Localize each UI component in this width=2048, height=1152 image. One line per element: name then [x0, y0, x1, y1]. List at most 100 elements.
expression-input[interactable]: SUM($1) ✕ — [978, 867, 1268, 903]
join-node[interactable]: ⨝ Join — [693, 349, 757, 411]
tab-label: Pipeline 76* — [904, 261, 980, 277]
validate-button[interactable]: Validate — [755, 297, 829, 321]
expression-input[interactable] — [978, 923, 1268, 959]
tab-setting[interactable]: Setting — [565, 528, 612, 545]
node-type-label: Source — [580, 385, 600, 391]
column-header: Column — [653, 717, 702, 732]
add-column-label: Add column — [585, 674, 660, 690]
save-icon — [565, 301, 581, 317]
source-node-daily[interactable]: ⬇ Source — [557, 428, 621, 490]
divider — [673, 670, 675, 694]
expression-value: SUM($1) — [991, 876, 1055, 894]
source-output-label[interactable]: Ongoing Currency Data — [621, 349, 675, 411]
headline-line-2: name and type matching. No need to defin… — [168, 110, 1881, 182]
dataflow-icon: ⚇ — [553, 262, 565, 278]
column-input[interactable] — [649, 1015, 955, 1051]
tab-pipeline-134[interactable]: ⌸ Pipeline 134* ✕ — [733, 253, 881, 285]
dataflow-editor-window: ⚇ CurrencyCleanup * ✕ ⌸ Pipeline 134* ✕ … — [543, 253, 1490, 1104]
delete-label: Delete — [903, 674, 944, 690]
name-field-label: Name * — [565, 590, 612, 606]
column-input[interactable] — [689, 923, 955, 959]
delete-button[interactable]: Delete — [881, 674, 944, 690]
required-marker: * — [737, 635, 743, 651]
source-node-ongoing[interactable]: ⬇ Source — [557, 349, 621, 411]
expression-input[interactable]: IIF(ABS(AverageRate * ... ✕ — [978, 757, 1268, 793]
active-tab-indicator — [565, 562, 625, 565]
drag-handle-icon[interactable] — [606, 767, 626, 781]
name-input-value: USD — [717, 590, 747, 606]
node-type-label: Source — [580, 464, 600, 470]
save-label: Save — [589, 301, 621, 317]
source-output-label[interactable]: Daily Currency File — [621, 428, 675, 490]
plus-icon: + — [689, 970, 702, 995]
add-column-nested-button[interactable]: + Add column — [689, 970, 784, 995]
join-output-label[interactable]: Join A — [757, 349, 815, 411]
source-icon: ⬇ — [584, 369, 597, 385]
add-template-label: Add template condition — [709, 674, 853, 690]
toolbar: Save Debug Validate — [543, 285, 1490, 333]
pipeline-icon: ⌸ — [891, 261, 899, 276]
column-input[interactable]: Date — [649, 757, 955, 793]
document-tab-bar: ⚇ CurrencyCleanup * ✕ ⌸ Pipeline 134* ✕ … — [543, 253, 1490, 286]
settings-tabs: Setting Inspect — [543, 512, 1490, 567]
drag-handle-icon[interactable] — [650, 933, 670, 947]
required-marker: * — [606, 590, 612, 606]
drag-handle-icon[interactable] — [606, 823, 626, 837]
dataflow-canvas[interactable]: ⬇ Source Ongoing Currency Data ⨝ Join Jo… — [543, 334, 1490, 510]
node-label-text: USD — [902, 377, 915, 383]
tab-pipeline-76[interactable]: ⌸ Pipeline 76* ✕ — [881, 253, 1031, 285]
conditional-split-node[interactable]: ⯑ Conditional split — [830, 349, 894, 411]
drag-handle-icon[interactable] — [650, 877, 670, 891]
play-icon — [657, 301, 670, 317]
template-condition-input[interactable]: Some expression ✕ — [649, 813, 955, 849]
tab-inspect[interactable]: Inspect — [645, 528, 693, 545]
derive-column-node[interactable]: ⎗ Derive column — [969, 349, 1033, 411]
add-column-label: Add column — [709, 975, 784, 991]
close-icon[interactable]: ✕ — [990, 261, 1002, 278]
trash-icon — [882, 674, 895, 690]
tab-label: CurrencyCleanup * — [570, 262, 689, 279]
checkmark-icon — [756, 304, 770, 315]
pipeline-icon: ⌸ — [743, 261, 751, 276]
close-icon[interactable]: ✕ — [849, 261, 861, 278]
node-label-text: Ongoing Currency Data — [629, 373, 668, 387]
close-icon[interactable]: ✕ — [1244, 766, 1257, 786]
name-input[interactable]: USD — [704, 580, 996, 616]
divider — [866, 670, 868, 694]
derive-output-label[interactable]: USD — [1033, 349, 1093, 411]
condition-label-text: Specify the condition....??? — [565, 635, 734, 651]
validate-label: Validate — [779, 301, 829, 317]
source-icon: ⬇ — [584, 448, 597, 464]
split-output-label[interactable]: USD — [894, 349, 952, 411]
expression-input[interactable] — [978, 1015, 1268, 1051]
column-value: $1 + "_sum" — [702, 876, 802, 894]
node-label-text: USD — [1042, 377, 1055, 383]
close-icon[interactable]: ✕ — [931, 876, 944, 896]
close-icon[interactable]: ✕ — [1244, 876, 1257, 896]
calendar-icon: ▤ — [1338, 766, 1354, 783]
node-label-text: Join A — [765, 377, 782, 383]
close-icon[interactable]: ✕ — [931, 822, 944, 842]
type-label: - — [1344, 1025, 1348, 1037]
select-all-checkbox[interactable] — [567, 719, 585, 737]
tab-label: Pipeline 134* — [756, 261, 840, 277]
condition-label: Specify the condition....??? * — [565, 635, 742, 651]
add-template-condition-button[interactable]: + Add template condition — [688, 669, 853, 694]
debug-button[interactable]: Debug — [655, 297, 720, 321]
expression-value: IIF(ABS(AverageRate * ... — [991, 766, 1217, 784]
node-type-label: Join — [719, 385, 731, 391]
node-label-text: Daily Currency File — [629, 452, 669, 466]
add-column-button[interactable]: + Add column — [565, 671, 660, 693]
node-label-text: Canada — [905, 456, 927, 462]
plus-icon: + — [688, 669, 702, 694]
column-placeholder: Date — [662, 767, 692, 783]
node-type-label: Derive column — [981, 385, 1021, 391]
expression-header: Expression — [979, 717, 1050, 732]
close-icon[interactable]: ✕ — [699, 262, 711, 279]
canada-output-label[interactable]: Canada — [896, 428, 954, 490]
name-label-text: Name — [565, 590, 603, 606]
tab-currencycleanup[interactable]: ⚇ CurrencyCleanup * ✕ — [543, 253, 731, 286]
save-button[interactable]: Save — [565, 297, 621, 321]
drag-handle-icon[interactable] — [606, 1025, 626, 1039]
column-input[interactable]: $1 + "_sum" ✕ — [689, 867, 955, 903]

__________________________________________________

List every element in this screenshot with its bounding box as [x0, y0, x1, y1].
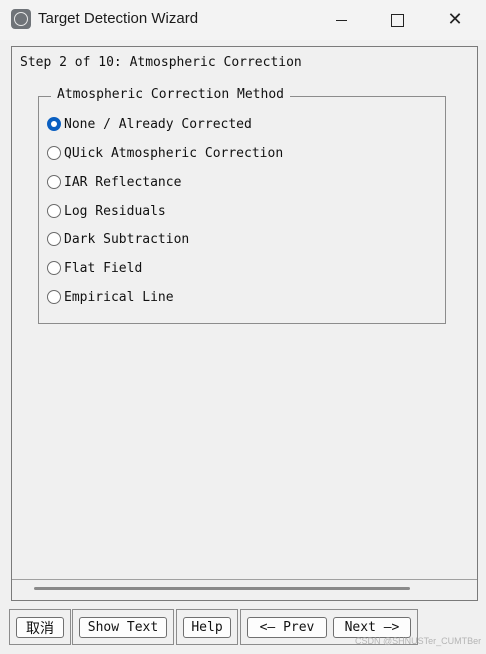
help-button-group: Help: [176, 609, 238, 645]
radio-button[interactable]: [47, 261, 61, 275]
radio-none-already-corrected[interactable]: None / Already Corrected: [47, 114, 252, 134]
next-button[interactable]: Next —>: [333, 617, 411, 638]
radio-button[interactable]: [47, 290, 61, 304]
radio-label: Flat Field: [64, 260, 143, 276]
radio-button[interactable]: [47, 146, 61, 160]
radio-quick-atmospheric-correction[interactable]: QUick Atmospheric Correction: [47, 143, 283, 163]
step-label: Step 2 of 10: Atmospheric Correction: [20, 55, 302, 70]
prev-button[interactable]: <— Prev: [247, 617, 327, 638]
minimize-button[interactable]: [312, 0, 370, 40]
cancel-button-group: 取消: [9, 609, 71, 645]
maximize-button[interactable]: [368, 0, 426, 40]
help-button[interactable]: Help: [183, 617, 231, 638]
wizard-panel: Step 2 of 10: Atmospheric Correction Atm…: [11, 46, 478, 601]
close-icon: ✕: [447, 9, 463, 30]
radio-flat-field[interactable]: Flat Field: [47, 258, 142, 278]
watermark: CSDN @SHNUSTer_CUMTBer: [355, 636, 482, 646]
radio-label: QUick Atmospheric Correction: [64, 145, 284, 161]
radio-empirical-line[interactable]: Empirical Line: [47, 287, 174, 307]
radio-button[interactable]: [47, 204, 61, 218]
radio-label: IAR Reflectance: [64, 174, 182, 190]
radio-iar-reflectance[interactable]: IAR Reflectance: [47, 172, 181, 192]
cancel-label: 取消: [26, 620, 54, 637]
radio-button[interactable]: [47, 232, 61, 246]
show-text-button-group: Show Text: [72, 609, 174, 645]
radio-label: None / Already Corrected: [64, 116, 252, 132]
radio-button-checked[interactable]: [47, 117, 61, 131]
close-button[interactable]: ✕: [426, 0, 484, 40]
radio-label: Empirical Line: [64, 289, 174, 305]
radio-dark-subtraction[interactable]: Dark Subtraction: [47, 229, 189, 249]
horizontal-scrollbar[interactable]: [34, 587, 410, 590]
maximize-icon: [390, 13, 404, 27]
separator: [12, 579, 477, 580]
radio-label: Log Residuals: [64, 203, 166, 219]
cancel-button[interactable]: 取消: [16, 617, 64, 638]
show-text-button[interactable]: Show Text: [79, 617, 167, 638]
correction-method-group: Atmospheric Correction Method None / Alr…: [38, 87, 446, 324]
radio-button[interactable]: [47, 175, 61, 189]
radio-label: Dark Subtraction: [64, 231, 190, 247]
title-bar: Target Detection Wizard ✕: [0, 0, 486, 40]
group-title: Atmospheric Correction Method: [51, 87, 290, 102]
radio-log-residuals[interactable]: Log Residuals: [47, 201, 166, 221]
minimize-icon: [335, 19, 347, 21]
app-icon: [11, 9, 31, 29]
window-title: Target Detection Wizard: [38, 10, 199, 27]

__________________________________________________

Challenge: Lay out the data from the line containing "Localize each UI" through the line containing "add-column-nested-button[interactable]: + Add" as a JSON list of strings, one string per line. Include both end lines and leave out blank lines.

Exercise solution:
[
  "Localize each UI component in this width=2048, height=1152 image. One line per element: name then [x0, y0, x1, y1]. List at most 100 elements.",
  "expression-input[interactable]: SUM($1) ✕ — [978, 867, 1268, 903]",
  "join-node[interactable]: ⨝ Join — [693, 349, 757, 411]",
  "tab-label: Pipeline 76* — [904, 261, 980, 277]",
  "validate-button[interactable]: Validate — [755, 297, 829, 321]",
  "expression-input[interactable] — [978, 923, 1268, 959]",
  "tab-setting[interactable]: Setting — [565, 528, 612, 545]",
  "node-type-label: Source — [580, 385, 600, 391]",
  "column-header: Column — [653, 717, 702, 732]",
  "add-column-label: Add column — [585, 674, 660, 690]",
  "save-icon — [565, 301, 581, 317]",
  "source-node-daily[interactable]: ⬇ Source — [557, 428, 621, 490]",
  "divider — [673, 670, 675, 694]",
  "expression-value: SUM($1) — [991, 876, 1055, 894]",
  "source-output-label[interactable]: Ongoing Currency Data — [621, 349, 675, 411]",
  "headline-line-2: name and type matching. No need to defin… — [168, 110, 1881, 182]",
  "dataflow-icon: ⚇ — [553, 262, 565, 278]",
  "column-input[interactable] — [649, 1015, 955, 1051]",
  "tab-pipeline-134[interactable]: ⌸ Pipeline 134* ✕ — [733, 253, 881, 285]",
  "dataflow-editor-window: ⚇ CurrencyCleanup * ✕ ⌸ Pipeline 134* ✕ … — [543, 253, 1490, 1104]",
  "delete-label: Delete — [903, 674, 944, 690]",
  "name-field-label: Name * — [565, 590, 612, 606]",
  "column-input[interactable] — [689, 923, 955, 959]",
  "delete-button[interactable]: Delete — [881, 674, 944, 690]",
  "required-marker: * — [737, 635, 743, 651]",
  "source-node-ongoing[interactable]: ⬇ Source — [557, 349, 621, 411]",
  "expression-input[interactable]: IIF(ABS(AverageRate * ... ✕ — [978, 757, 1268, 793]",
  "active-tab-indicator — [565, 562, 625, 565]",
  "drag-handle-icon[interactable] — [606, 767, 626, 781]",
  "name-input-value: USD — [717, 590, 747, 606]",
  "node-type-label: Source — [580, 464, 600, 470]",
  "save-label: Save — [589, 301, 621, 317]",
  "source-output-label[interactable]: Daily Currency File — [621, 428, 675, 490]",
  "plus-icon: + — [689, 970, 702, 995]",
  "add-column-nested-button[interactable]: + Add column — [689, 970, 784, 995]"
]